DATA RECORDS section start

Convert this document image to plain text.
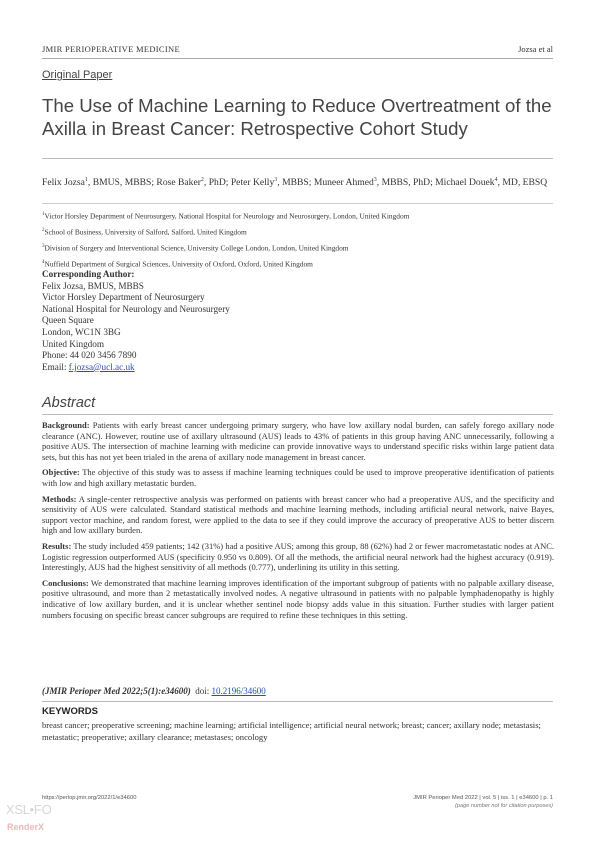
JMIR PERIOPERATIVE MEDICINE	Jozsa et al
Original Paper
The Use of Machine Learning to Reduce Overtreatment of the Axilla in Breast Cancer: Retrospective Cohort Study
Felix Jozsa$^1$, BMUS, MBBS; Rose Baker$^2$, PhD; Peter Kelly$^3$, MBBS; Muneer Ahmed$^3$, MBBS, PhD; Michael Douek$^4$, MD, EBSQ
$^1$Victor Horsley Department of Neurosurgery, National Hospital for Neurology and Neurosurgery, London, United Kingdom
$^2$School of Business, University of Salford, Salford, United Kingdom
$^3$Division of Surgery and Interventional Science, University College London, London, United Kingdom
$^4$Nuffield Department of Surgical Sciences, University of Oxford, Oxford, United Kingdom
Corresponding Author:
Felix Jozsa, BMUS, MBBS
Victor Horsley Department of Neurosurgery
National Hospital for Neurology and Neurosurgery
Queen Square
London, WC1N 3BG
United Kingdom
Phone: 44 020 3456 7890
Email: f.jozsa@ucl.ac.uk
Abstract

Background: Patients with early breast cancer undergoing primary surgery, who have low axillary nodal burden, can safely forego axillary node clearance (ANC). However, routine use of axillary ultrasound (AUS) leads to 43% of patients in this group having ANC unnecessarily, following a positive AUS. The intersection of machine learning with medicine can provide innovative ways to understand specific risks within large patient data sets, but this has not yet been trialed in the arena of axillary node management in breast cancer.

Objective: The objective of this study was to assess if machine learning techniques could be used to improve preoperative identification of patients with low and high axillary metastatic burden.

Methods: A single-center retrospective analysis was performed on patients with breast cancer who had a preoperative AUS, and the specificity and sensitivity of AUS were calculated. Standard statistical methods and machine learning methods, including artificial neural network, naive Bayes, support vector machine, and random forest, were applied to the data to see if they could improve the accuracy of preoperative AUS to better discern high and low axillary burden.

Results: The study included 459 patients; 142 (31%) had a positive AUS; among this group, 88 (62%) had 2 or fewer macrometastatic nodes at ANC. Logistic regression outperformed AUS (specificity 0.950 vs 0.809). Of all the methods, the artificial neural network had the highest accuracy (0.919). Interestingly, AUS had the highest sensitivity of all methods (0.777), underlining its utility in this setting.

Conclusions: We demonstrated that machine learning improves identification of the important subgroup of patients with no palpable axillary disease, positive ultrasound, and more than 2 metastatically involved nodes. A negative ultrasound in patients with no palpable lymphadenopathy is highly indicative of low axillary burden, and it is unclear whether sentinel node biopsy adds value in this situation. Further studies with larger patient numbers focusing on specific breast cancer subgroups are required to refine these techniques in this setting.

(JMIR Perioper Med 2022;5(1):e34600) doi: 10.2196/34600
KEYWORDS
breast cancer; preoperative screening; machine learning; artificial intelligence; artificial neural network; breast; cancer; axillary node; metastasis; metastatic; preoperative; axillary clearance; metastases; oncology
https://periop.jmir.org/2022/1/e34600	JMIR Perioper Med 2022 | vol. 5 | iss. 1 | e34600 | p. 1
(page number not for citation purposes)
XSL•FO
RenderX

DATA RECORDS section end

Copy the records exactly; no image should appear in the result.

## SOLUTION FOR THIS EXERCISE
Convert this document image to plain text.
JMIR PERIOPERATIVE MEDICINE	Jozsa et al
Original Paper
The Use of Machine Learning to Reduce Overtreatment of the Axilla in Breast Cancer: Retrospective Cohort Study
Felix Jozsa$^1$, BMUS, MBBS; Rose Baker$^2$, PhD; Peter Kelly$^3$, MBBS; Muneer Ahmed$^3$, MBBS, PhD; Michael Douek$^4$, MD, EBSQ
$^1$Victor Horsley Department of Neurosurgery, National Hospital for Neurology and Neurosurgery, London, United Kingdom
$^2$School of Business, University of Salford, Salford, United Kingdom
$^3$Division of Surgery and Interventional Science, University College London, London, United Kingdom
$^4$Nuffield Department of Surgical Sciences, University of Oxford, Oxford, United Kingdom
Corresponding Author:
Felix Jozsa, BMUS, MBBS
Victor Horsley Department of Neurosurgery
National Hospital for Neurology and Neurosurgery
Queen Square
London, WC1N 3BG
United Kingdom
Phone: 44 020 3456 7890
Email: f.jozsa@ucl.ac.uk
Abstract

Background: Patients with early breast cancer undergoing primary surgery, who have low axillary nodal burden, can safely forego axillary node clearance (ANC). However, routine use of axillary ultrasound (AUS) leads to 43% of patients in this group having ANC unnecessarily, following a positive AUS. The intersection of machine learning with medicine can provide innovative ways to understand specific risks within large patient data sets, but this has not yet been trialed in the arena of axillary node management in breast cancer.

Objective: The objective of this study was to assess if machine learning techniques could be used to improve preoperative identification of patients with low and high axillary metastatic burden.

Methods: A single-center retrospective analysis was performed on patients with breast cancer who had a preoperative AUS, and the specificity and sensitivity of AUS were calculated. Standard statistical methods and machine learning methods, including artificial neural network, naive Bayes, support vector machine, and random forest, were applied to the data to see if they could improve the accuracy of preoperative AUS to better discern high and low axillary burden.

Results: The study included 459 patients; 142 (31%) had a positive AUS; among this group, 88 (62%) had 2 or fewer macrometastatic nodes at ANC. Logistic regression outperformed AUS (specificity 0.950 vs 0.809). Of all the methods, the artificial neural network had the highest accuracy (0.919). Interestingly, AUS had the highest sensitivity of all methods (0.777), underlining its utility in this setting.

Conclusions: We demonstrated that machine learning improves identification of the important subgroup of patients with no palpable axillary disease, positive ultrasound, and more than 2 metastatically involved nodes. A negative ultrasound in patients with no palpable lymphadenopathy is highly indicative of low axillary burden, and it is unclear whether sentinel node biopsy adds value in this situation. Further studies with larger patient numbers focusing on specific breast cancer subgroups are required to refine these techniques in this setting.

(JMIR Perioper Med 2022;5(1):e34600) doi: 10.2196/34600
KEYWORDS
breast cancer; preoperative screening; machine learning; artificial intelligence; artificial neural network; breast; cancer; axillary node; metastasis; metastatic; preoperative; axillary clearance; metastases; oncology
https://periop.jmir.org/2022/1/e34600	JMIR Perioper Med 2022 | vol. 5 | iss. 1 | e34600 | p. 1
(page number not for citation purposes)
XSL•FO
RenderX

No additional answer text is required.